Single out the lines that include the word "Garden". Copy them.

/---

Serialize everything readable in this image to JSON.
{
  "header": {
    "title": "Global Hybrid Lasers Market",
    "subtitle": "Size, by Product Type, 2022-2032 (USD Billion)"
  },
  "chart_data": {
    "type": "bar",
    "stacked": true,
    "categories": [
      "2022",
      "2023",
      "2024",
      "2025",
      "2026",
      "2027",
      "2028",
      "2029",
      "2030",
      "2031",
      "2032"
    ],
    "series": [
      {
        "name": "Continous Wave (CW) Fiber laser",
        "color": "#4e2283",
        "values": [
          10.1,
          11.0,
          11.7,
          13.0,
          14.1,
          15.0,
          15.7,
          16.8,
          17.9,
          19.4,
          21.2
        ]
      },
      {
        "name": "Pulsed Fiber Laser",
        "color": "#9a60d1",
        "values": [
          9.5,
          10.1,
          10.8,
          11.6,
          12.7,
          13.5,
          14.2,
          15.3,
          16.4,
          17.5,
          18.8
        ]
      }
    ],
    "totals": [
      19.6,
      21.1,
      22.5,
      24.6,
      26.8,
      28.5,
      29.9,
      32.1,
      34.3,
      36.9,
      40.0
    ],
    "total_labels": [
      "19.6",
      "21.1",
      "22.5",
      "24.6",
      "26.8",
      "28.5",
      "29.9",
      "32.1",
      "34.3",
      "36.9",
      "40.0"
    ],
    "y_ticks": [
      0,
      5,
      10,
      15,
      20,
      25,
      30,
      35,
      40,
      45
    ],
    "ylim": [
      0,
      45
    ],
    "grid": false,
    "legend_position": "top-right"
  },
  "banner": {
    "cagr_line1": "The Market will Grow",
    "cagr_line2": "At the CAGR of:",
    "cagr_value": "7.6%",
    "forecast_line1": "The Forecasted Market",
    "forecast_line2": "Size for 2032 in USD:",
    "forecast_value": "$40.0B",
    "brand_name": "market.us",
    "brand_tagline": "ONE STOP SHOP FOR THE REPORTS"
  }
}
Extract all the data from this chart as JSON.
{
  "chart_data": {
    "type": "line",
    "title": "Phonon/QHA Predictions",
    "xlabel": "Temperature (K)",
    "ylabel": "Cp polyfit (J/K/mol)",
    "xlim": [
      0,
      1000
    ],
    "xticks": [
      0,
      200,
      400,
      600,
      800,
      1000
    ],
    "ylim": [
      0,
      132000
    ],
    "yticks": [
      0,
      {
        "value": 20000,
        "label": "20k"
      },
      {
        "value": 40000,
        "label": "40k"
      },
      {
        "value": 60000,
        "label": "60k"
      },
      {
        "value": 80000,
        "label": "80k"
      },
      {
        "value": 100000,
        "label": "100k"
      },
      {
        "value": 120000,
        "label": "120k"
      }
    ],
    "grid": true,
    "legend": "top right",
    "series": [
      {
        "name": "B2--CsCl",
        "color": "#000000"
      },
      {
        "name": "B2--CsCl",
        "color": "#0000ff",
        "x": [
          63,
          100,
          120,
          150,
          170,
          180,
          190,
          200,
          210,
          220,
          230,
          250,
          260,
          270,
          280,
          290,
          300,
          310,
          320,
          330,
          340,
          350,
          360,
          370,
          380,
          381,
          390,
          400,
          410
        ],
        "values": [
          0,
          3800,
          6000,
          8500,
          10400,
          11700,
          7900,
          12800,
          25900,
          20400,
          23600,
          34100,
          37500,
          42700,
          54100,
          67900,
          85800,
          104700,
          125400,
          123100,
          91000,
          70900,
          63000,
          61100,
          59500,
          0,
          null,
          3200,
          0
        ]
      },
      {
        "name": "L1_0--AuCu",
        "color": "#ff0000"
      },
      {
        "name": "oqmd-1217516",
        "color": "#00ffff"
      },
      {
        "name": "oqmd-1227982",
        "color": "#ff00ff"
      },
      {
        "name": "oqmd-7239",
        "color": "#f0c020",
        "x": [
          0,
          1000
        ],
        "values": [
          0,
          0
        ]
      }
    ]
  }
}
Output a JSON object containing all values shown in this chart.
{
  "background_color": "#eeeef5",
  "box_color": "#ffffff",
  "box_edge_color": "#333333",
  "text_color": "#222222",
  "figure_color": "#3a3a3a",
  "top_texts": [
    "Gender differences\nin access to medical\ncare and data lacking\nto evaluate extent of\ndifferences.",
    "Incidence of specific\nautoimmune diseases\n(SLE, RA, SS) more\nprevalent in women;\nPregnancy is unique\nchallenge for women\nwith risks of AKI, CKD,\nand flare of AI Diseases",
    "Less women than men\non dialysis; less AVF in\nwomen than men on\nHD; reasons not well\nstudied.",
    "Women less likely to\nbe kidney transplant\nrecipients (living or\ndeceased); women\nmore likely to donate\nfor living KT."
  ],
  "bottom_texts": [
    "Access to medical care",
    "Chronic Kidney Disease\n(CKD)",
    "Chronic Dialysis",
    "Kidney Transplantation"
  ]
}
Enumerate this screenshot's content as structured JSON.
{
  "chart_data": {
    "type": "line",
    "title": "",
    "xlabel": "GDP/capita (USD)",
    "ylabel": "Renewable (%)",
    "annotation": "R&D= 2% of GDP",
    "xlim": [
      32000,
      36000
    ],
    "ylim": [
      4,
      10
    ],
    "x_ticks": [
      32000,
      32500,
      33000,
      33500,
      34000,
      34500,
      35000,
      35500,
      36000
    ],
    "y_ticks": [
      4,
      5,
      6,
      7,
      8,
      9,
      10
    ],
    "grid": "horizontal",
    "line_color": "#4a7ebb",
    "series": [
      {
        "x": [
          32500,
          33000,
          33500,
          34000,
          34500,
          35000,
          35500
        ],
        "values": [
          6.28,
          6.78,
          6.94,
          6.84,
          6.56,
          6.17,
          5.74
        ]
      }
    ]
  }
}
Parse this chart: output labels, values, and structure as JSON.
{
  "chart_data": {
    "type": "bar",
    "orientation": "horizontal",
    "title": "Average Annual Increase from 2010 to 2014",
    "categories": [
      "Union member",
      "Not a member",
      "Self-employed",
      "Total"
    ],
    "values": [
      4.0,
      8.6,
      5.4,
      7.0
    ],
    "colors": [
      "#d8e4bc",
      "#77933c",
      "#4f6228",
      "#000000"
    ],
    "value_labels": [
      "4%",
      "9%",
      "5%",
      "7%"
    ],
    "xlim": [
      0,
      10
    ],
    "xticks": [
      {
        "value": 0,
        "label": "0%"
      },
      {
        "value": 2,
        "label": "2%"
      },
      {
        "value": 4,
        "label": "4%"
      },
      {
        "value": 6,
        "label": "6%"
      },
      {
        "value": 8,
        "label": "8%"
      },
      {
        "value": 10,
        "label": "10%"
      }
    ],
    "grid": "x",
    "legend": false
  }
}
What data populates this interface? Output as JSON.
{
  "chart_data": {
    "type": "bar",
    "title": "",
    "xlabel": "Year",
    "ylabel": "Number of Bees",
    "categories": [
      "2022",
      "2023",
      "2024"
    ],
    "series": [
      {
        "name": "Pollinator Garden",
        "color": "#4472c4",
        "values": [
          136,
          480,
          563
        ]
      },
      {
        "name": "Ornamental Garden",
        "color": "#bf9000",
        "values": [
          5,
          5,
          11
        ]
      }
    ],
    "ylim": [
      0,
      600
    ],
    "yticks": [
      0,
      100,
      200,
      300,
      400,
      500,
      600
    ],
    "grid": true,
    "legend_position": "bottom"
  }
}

\---

_OUTPUT BELOW_.
        "name": "Pollinator Garden",
        "name": "Ornamental Garden",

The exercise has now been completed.